● Texto para analizar:
★ ★ ★ ★ ★

Una ciudad grande donde no todo el mundo está fuera
Puebla es la ciudad más poblada de su estado y la cabecera de la Zona Metropolitana de Puebla-Tlaxcala, la cuarta más poblada del país. Es una ciudad grande, pero también conservadora, y eso marca la vida de mucha gente: hay quien no está fuera del clóset en su familia, en su trabajo o en su colonia, y no piensa estarlo por ahora.
Para esas personas esta sala funciona como un primer paso discreto. No hay perfil que llenar, ni fotos que subir, ni un mapa que muestre a cuántos metros estás de alguien conocido. Se entra con un nick y se habla, que para mucha gente es exactamente lo que necesita antes de dar cualquier otro paso.
El centro histórico y la Recta a Cholula
Las dos referencias que aparecen siempre cuando se habla de salir son el centro histórico, con su arquitectura colonial reconocida como patrimonio de la humanidad por la Unesco, y la zona de la Recta a Cholula, que concentra buena parte de la vida nocturna de la ciudad.

★ ★ ★ ★ ★

● Datos para analizar:

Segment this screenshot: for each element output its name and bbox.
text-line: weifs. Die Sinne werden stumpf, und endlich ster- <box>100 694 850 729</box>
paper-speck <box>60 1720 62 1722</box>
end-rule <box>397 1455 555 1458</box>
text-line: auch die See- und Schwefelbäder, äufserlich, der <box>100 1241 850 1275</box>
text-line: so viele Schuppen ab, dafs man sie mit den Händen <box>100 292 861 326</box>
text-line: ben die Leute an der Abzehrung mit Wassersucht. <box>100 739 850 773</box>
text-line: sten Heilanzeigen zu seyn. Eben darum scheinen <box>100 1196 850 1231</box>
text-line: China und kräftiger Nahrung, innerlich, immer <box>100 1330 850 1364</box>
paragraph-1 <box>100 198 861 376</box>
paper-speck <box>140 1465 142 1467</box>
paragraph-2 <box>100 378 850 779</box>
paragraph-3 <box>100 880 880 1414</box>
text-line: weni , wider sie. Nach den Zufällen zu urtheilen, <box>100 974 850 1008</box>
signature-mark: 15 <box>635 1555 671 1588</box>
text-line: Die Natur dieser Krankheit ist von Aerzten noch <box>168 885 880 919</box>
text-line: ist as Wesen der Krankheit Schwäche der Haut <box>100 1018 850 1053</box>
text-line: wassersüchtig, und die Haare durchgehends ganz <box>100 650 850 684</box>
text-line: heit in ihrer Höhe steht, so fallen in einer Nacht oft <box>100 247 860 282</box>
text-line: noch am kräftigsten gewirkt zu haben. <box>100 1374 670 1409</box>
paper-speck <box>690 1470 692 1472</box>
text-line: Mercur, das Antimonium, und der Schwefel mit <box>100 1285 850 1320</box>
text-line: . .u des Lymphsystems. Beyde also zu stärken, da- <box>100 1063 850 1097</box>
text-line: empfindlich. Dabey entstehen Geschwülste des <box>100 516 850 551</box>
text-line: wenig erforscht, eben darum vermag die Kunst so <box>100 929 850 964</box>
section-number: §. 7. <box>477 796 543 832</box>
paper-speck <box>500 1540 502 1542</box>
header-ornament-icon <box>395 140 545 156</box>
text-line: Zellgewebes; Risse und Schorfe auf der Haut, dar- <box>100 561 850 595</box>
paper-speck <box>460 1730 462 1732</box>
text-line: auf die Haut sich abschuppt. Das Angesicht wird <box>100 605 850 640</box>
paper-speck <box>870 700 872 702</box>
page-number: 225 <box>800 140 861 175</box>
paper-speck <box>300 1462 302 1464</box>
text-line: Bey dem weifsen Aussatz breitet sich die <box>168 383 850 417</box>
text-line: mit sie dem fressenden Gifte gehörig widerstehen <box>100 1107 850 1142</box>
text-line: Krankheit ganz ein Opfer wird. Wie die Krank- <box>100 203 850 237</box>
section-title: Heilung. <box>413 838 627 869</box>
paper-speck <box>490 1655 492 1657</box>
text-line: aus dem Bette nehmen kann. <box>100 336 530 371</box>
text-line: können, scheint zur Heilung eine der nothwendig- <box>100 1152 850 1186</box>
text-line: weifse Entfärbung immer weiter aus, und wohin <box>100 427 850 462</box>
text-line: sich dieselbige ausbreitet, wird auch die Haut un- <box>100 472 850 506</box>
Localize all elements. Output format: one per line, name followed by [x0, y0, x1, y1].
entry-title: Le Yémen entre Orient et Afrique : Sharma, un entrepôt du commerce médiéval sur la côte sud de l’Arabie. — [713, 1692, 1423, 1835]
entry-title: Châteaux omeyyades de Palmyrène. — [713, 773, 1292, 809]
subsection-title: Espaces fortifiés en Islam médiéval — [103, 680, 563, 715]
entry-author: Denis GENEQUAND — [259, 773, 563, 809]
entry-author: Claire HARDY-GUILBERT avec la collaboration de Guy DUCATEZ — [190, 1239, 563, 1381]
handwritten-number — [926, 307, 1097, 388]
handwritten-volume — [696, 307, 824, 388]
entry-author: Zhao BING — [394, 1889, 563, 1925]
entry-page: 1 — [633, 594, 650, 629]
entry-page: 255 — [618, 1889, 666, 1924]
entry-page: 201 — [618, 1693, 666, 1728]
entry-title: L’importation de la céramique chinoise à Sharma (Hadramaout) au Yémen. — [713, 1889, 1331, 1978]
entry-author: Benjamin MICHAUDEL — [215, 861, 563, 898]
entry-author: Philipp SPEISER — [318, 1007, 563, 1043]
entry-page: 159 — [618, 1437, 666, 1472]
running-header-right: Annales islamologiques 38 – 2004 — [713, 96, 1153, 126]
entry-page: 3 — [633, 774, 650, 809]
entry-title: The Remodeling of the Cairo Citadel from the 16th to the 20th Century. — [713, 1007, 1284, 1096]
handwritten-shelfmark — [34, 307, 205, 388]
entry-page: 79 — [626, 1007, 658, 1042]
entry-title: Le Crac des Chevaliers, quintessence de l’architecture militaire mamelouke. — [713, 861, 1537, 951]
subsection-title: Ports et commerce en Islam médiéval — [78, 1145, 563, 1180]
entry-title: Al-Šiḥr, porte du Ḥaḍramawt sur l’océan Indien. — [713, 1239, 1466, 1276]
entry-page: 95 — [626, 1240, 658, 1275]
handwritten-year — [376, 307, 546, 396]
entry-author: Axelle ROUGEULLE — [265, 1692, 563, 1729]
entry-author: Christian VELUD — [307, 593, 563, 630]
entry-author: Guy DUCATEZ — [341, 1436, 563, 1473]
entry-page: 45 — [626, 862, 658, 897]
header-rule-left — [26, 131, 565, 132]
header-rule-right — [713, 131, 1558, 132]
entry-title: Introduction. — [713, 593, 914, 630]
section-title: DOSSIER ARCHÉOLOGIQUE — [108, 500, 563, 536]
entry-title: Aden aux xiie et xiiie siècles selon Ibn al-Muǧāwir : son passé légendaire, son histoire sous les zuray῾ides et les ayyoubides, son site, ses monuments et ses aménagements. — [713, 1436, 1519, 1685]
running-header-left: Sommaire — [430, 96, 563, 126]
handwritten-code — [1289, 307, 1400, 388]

★ ★ ★ ★ ★

● Consigna 1: En el texto sobre Puebla, ¿qué lugar ocupa la Zona Metropolitana de Puebla-Tlaxcala entre las más pobladas del país?
● Consigna 2: Reproduce sin ningún cambio el pasaje del texto sobre Puebla que empieza en las palabras "Una ciudad grande donde" y termina después de "estarlo por ahora.".

● Respuesta 1: Es la cuarta más poblada del país.

● Respuesta 2:
Una ciudad grande donde no todo el mundo está fuera
Puebla es la ciudad más poblada de su estado y la cabecera de la Zona Metropolitana de Puebla-Tlaxcala, la cuarta más poblada del país. Es una ciudad grande, pero también conservadora, y eso marca la vida de mucha gente: hay quien no está fuera del clóset en su familia, en su trabajo o en su colonia, y no piensa estarlo por ahora.